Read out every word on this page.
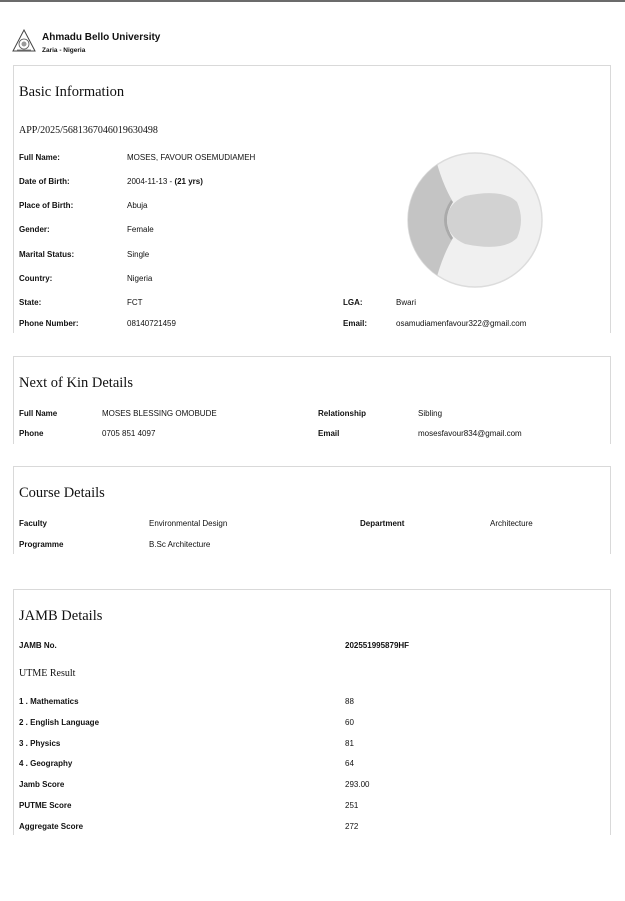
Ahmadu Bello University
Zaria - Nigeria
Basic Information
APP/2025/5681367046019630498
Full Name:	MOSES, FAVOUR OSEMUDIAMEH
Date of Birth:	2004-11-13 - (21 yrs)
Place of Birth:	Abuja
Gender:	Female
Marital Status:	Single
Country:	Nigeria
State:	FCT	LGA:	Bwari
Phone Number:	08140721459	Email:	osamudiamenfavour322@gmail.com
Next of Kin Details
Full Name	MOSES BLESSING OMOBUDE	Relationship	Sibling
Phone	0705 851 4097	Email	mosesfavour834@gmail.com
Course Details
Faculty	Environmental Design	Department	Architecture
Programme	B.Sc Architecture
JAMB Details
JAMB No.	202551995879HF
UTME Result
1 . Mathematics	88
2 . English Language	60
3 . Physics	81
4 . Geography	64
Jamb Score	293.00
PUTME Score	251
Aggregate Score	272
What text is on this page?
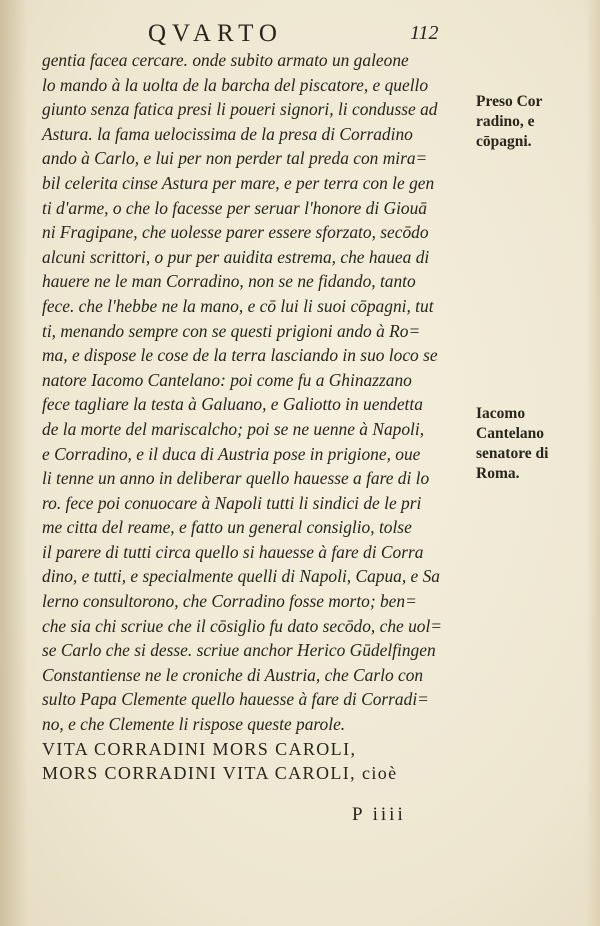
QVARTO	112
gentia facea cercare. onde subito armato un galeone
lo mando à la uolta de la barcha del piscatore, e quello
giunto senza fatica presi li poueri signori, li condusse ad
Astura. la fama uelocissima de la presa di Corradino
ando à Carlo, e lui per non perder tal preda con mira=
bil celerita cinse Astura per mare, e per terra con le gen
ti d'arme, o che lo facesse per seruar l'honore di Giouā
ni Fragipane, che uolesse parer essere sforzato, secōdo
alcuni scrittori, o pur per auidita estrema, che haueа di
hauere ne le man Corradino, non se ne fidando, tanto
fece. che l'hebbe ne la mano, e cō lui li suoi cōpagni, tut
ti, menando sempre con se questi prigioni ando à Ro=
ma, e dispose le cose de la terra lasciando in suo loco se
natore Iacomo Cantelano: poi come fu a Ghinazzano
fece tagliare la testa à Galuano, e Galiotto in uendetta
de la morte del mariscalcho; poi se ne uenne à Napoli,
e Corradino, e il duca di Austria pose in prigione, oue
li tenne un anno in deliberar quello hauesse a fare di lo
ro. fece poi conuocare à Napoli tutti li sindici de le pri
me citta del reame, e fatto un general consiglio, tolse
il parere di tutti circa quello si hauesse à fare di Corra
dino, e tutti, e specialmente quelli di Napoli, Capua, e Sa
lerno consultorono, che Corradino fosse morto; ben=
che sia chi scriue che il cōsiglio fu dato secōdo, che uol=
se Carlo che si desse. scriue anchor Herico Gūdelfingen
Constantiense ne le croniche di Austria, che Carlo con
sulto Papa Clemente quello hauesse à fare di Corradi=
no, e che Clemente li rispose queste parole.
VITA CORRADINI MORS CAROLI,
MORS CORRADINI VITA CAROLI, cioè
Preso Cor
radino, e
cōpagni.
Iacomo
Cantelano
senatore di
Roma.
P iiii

::::::

WORK TO DO: Going over the lines above, work out how many include "VITA", then give only that number.

TASK OUTPUT: 2